Render every entry exactly as it appears.
•••••
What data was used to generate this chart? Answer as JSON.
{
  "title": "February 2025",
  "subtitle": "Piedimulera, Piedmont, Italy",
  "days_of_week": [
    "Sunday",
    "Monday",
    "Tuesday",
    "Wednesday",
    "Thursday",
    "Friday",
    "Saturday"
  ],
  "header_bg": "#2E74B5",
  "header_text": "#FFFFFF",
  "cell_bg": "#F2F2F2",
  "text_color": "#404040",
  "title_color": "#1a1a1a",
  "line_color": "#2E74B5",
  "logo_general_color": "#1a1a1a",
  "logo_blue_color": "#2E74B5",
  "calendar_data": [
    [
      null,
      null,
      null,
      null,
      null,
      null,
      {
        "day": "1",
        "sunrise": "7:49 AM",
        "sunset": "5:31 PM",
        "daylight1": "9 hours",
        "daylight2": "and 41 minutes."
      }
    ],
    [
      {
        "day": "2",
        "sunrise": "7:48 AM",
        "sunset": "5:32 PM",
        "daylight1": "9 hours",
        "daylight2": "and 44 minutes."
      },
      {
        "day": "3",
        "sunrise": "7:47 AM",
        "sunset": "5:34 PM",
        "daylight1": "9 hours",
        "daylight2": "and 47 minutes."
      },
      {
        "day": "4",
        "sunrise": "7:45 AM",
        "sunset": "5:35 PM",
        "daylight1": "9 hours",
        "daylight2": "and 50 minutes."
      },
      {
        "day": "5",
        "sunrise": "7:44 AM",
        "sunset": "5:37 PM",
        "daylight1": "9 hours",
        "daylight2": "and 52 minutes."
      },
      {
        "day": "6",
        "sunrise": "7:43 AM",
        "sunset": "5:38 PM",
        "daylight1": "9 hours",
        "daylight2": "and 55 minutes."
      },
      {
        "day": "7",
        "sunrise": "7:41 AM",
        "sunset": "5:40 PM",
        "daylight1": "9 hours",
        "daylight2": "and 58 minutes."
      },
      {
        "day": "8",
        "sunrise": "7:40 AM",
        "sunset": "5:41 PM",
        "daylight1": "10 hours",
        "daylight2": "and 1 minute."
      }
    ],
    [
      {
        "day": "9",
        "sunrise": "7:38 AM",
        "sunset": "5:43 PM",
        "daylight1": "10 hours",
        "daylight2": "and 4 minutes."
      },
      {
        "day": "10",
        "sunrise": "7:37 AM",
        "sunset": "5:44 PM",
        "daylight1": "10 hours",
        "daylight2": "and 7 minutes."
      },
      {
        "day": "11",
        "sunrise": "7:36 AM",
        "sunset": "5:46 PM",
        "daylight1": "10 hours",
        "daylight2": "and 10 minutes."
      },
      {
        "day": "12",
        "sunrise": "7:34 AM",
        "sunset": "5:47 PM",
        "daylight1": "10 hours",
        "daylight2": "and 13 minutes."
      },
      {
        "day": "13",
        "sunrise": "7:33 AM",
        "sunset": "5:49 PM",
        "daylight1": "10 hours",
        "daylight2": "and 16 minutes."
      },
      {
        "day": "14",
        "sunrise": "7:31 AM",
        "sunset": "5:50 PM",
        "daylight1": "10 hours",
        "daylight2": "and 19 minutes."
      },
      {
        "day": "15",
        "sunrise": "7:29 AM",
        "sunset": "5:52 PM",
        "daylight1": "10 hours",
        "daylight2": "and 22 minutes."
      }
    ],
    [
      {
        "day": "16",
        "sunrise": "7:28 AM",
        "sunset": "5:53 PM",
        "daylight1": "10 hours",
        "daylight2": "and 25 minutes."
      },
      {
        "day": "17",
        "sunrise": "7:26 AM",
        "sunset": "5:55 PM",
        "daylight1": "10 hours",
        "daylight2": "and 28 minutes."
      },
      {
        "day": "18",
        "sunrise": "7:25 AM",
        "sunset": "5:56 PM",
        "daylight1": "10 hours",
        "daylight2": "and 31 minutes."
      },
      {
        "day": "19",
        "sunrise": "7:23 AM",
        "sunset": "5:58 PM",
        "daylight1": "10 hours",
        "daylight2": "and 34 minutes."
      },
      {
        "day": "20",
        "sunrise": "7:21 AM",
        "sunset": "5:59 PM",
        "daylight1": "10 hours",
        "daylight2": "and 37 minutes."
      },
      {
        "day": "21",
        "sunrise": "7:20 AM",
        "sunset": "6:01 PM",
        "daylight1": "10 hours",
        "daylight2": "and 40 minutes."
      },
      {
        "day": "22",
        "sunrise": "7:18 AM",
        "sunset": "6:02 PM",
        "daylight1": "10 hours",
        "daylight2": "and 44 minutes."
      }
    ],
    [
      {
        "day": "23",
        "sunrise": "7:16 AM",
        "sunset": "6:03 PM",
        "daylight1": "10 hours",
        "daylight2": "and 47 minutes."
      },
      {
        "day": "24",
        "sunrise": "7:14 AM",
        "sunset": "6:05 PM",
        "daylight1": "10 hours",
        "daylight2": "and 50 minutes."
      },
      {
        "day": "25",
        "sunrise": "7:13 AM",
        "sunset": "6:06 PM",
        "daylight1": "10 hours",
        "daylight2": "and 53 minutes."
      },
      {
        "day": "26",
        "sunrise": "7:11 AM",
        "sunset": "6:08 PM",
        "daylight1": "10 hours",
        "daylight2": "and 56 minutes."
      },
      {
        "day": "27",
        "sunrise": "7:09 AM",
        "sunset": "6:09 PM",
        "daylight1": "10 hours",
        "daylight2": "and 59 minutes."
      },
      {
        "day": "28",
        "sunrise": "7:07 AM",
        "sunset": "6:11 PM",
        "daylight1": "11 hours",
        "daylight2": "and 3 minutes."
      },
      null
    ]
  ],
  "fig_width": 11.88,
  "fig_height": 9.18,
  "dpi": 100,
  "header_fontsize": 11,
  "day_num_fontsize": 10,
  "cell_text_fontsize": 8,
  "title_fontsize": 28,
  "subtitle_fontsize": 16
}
•••••
Completed exercise:
What data was used to generate this chart? Answer as JSON.
{
  "title": "February 2025",
  "subtitle": "Piedimulera, Piedmont, Italy",
  "days_of_week": [
    "Sunday",
    "Monday",
    "Tuesday",
    "Wednesday",
    "Thursday",
    "Friday",
    "Saturday"
  ],
  "header_bg": "#2E74B5",
  "header_text": "#FFFFFF",
  "cell_bg": "#F2F2F2",
  "text_color": "#404040",
  "title_color": "#1a1a1a",
  "line_color": "#2E74B5",
  "logo_general_color": "#1a1a1a",
  "logo_blue_color": "#2E74B5",
  "calendar_data": [
    [
      null,
      null,
      null,
      null,
      null,
      null,
      {
        "day": "1",
        "sunrise": "7:49 AM",
        "sunset": "5:31 PM",
        "daylight1": "9 hours",
        "daylight2": "and 41 minutes."
      }
    ],
    [
      {
        "day": "2",
        "sunrise": "7:48 AM",
        "sunset": "5:32 PM",
        "daylight1": "9 hours",
        "daylight2": "and 44 minutes."
      },
      {
        "day": "3",
        "sunrise": "7:47 AM",
        "sunset": "5:34 PM",
        "daylight1": "9 hours",
        "daylight2": "and 47 minutes."
      },
      {
        "day": "4",
        "sunrise": "7:45 AM",
        "sunset": "5:35 PM",
        "daylight1": "9 hours",
        "daylight2": "and 50 minutes."
      },
      {
        "day": "5",
        "sunrise": "7:44 AM",
        "sunset": "5:37 PM",
        "daylight1": "9 hours",
        "daylight2": "and 52 minutes."
      },
      {
        "day": "6",
        "sunrise": "7:43 AM",
        "sunset": "5:38 PM",
        "daylight1": "9 hours",
        "daylight2": "and 55 minutes."
      },
      {
        "day": "7",
        "sunrise": "7:41 AM",
        "sunset": "5:40 PM",
        "daylight1": "9 hours",
        "daylight2": "and 58 minutes."
      },
      {
        "day": "8",
        "sunrise": "7:40 AM",
        "sunset": "5:41 PM",
        "daylight1": "10 hours",
        "daylight2": "and 1 minute."
      }
    ],
    [
      {
        "day": "9",
        "sunrise": "7:38 AM",
        "sunset": "5:43 PM",
        "daylight1": "10 hours",
        "daylight2": "and 4 minutes."
      },
      {
        "day": "10",
        "sunrise": "7:37 AM",
        "sunset": "5:44 PM",
        "daylight1": "10 hours",
        "daylight2": "and 7 minutes."
      },
      {
        "day": "11",
        "sunrise": "7:36 AM",
        "sunset": "5:46 PM",
        "daylight1": "10 hours",
        "daylight2": "and 10 minutes."
      },
      {
        "day": "12",
        "sunrise": "7:34 AM",
        "sunset": "5:47 PM",
        "daylight1": "10 hours",
        "daylight2": "and 13 minutes."
      },
      {
        "day": "13",
        "sunrise": "7:33 AM",
        "sunset": "5:49 PM",
        "daylight1": "10 hours",
        "daylight2": "and 16 minutes."
      },
      {
        "day": "14",
        "sunrise": "7:31 AM",
        "sunset": "5:50 PM",
        "daylight1": "10 hours",
        "daylight2": "and 19 minutes."
      },
      {
        "day": "15",
        "sunrise": "7:29 AM",
        "sunset": "5:52 PM",
        "daylight1": "10 hours",
        "daylight2": "and 22 minutes."
      }
    ],
    [
      {
        "day": "16",
        "sunrise": "7:28 AM",
        "sunset": "5:53 PM",
        "daylight1": "10 hours",
        "daylight2": "and 25 minutes."
      },
      {
        "day": "17",
        "sunrise": "7:26 AM",
        "sunset": "5:55 PM",
        "daylight1": "10 hours",
        "daylight2": "and 28 minutes."
      },
      {
        "day": "18",
        "sunrise": "7:25 AM",
        "sunset": "5:56 PM",
        "daylight1": "10 hours",
        "daylight2": "and 31 minutes."
      },
      {
        "day": "19",
        "sunrise": "7:23 AM",
        "sunset": "5:58 PM",
        "daylight1": "10 hours",
        "daylight2": "and 34 minutes."
      },
      {
        "day": "20",
        "sunrise": "7:21 AM",
        "sunset": "5:59 PM",
        "daylight1": "10 hours",
        "daylight2": "and 37 minutes."
      },
      {
        "day": "21",
        "sunrise": "7:20 AM",
        "sunset": "6:01 PM",
        "daylight1": "10 hours",
        "daylight2": "and 40 minutes."
      },
      {
        "day": "22",
        "sunrise": "7:18 AM",
        "sunset": "6:02 PM",
        "daylight1": "10 hours",
        "daylight2": "and 44 minutes."
      }
    ],
    [
      {
        "day": "23",
        "sunrise": "7:16 AM",
        "sunset": "6:03 PM",
        "daylight1": "10 hours",
        "daylight2": "and 47 minutes."
      },
      {
        "day": "24",
        "sunrise": "7:14 AM",
        "sunset": "6:05 PM",
        "daylight1": "10 hours",
        "daylight2": "and 50 minutes."
      },
      {
        "day": "25",
        "sunrise": "7:13 AM",
        "sunset": "6:06 PM",
        "daylight1": "10 hours",
        "daylight2": "and 53 minutes."
      },
      {
        "day": "26",
        "sunrise": "7:11 AM",
        "sunset": "6:08 PM",
        "daylight1": "10 hours",
        "daylight2": "and 56 minutes."
      },
      {
        "day": "27",
        "sunrise": "7:09 AM",
        "sunset": "6:09 PM",
        "daylight1": "10 hours",
        "daylight2": "and 59 minutes."
      },
      {
        "day": "28",
        "sunrise": "7:07 AM",
        "sunset": "6:11 PM",
        "daylight1": "11 hours",
        "daylight2": "and 3 minutes."
      },
      null
    ]
  ],
  "fig_width": 11.88,
  "fig_height": 9.18,
  "dpi": 100,
  "header_fontsize": 11,
  "day_num_fontsize": 10,
  "cell_text_fontsize": 8,
  "title_fontsize": 28,
  "subtitle_fontsize": 16
}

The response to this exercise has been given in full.